-- Records for the exercise --
========================================
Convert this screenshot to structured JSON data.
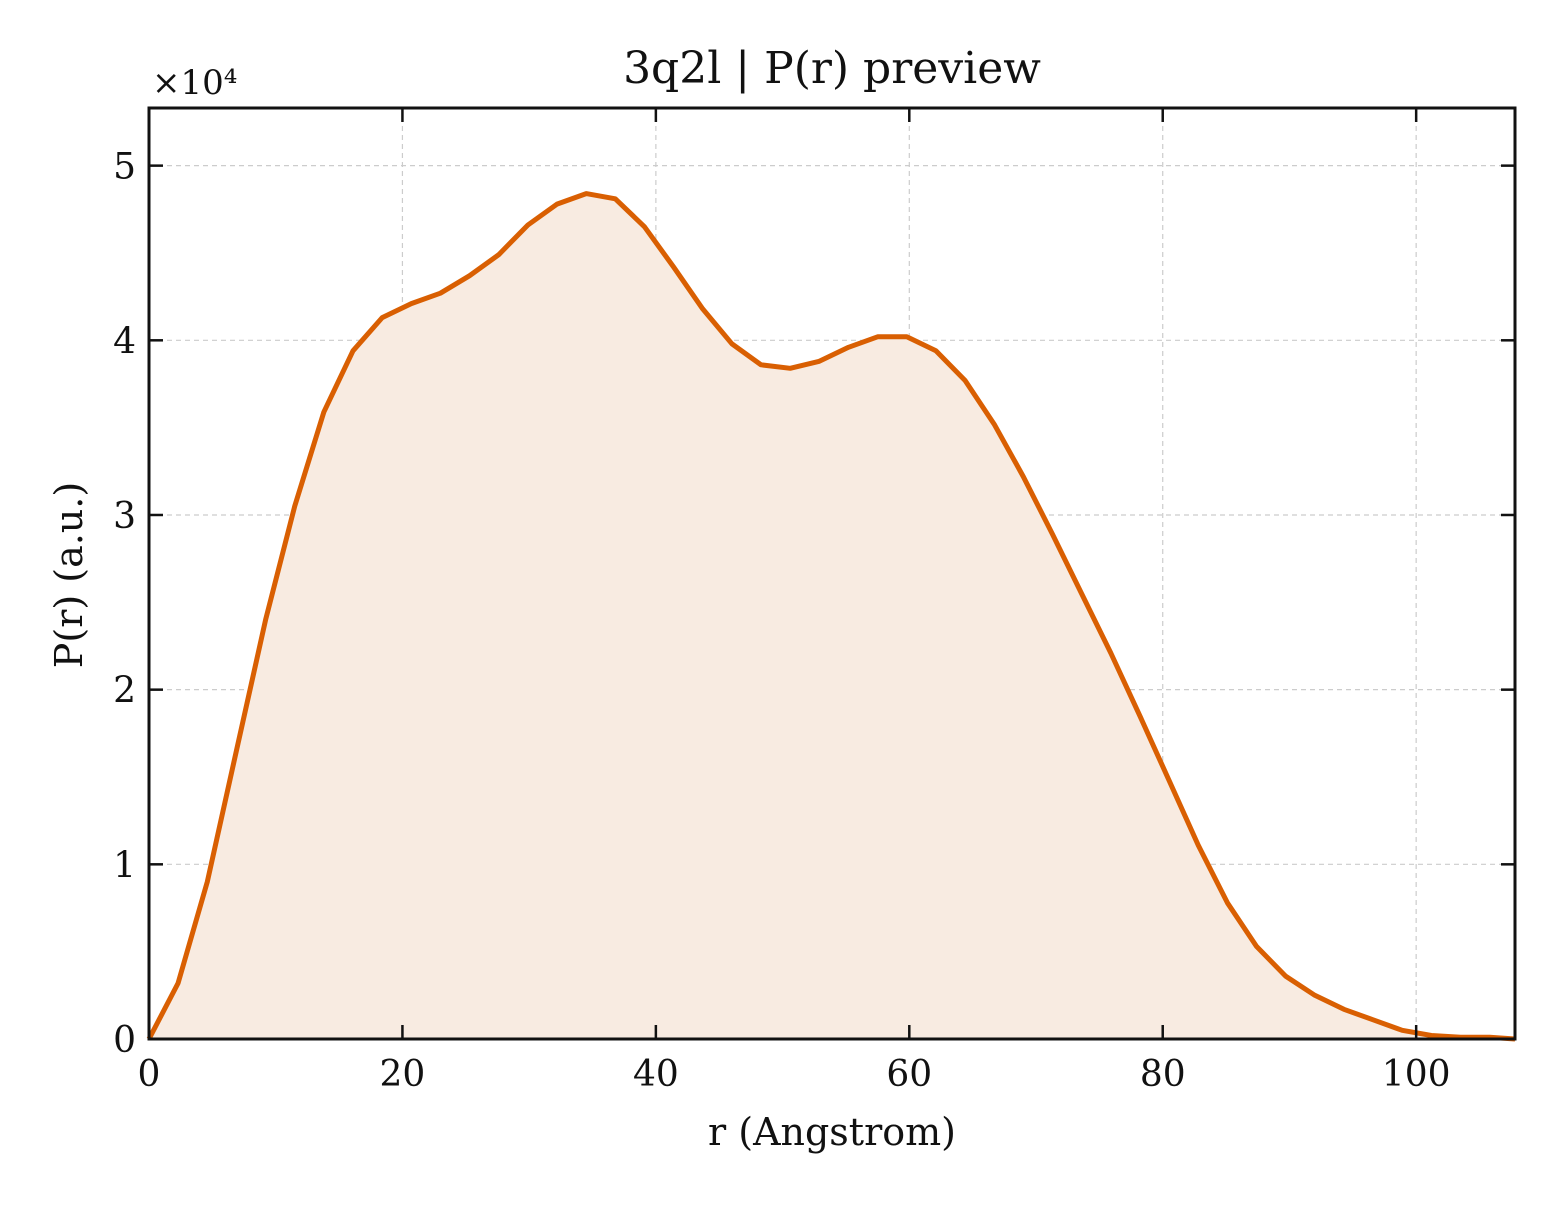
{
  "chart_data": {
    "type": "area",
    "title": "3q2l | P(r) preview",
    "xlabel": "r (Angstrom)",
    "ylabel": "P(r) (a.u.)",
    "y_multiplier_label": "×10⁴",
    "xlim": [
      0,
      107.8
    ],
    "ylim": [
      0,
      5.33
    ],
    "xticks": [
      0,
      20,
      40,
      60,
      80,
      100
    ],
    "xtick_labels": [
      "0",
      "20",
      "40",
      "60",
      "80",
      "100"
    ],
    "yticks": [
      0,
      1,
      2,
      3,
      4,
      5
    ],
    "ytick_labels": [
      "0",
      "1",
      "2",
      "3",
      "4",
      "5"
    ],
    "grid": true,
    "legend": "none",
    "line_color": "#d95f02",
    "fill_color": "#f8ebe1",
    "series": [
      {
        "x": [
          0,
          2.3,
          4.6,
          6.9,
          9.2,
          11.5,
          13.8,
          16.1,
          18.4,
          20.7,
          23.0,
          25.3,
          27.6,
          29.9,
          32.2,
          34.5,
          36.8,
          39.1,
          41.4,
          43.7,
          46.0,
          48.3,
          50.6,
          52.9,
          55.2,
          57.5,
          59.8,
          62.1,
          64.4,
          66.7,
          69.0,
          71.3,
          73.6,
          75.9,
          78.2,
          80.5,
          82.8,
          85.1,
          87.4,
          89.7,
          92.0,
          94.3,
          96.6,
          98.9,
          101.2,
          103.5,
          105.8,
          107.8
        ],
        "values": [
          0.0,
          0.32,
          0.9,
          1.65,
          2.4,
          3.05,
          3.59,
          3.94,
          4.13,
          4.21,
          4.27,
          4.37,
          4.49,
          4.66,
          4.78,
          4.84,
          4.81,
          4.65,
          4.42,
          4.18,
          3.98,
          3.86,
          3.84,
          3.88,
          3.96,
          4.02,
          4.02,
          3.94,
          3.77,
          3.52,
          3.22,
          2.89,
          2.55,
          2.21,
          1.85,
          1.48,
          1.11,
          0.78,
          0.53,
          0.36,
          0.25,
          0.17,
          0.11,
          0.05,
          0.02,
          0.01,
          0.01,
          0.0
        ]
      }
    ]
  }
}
========================================
-- Goal of the exercise --
Transcribe all the records above word for word, without their images.

-- The output --
Convert this screenshot to structured JSON data.
{
  "chart_data": {
    "type": "area",
    "title": "3q2l | P(r) preview",
    "xlabel": "r (Angstrom)",
    "ylabel": "P(r) (a.u.)",
    "y_multiplier_label": "×10⁴",
    "xlim": [
      0,
      107.8
    ],
    "ylim": [
      0,
      5.33
    ],
    "xticks": [
      0,
      20,
      40,
      60,
      80,
      100
    ],
    "xtick_labels": [
      "0",
      "20",
      "40",
      "60",
      "80",
      "100"
    ],
    "yticks": [
      0,
      1,
      2,
      3,
      4,
      5
    ],
    "ytick_labels": [
      "0",
      "1",
      "2",
      "3",
      "4",
      "5"
    ],
    "grid": true,
    "legend": "none",
    "line_color": "#d95f02",
    "fill_color": "#f8ebe1",
    "series": [
      {
        "x": [
          0,
          2.3,
          4.6,
          6.9,
          9.2,
          11.5,
          13.8,
          16.1,
          18.4,
          20.7,
          23.0,
          25.3,
          27.6,
          29.9,
          32.2,
          34.5,
          36.8,
          39.1,
          41.4,
          43.7,
          46.0,
          48.3,
          50.6,
          52.9,
          55.2,
          57.5,
          59.8,
          62.1,
          64.4,
          66.7,
          69.0,
          71.3,
          73.6,
          75.9,
          78.2,
          80.5,
          82.8,
          85.1,
          87.4,
          89.7,
          92.0,
          94.3,
          96.6,
          98.9,
          101.2,
          103.5,
          105.8,
          107.8
        ],
        "values": [
          0.0,
          0.32,
          0.9,
          1.65,
          2.4,
          3.05,
          3.59,
          3.94,
          4.13,
          4.21,
          4.27,
          4.37,
          4.49,
          4.66,
          4.78,
          4.84,
          4.81,
          4.65,
          4.42,
          4.18,
          3.98,
          3.86,
          3.84,
          3.88,
          3.96,
          4.02,
          4.02,
          3.94,
          3.77,
          3.52,
          3.22,
          2.89,
          2.55,
          2.21,
          1.85,
          1.48,
          1.11,
          0.78,
          0.53,
          0.36,
          0.25,
          0.17,
          0.11,
          0.05,
          0.02,
          0.01,
          0.01,
          0.0
        ]
      }
    ]
  }
}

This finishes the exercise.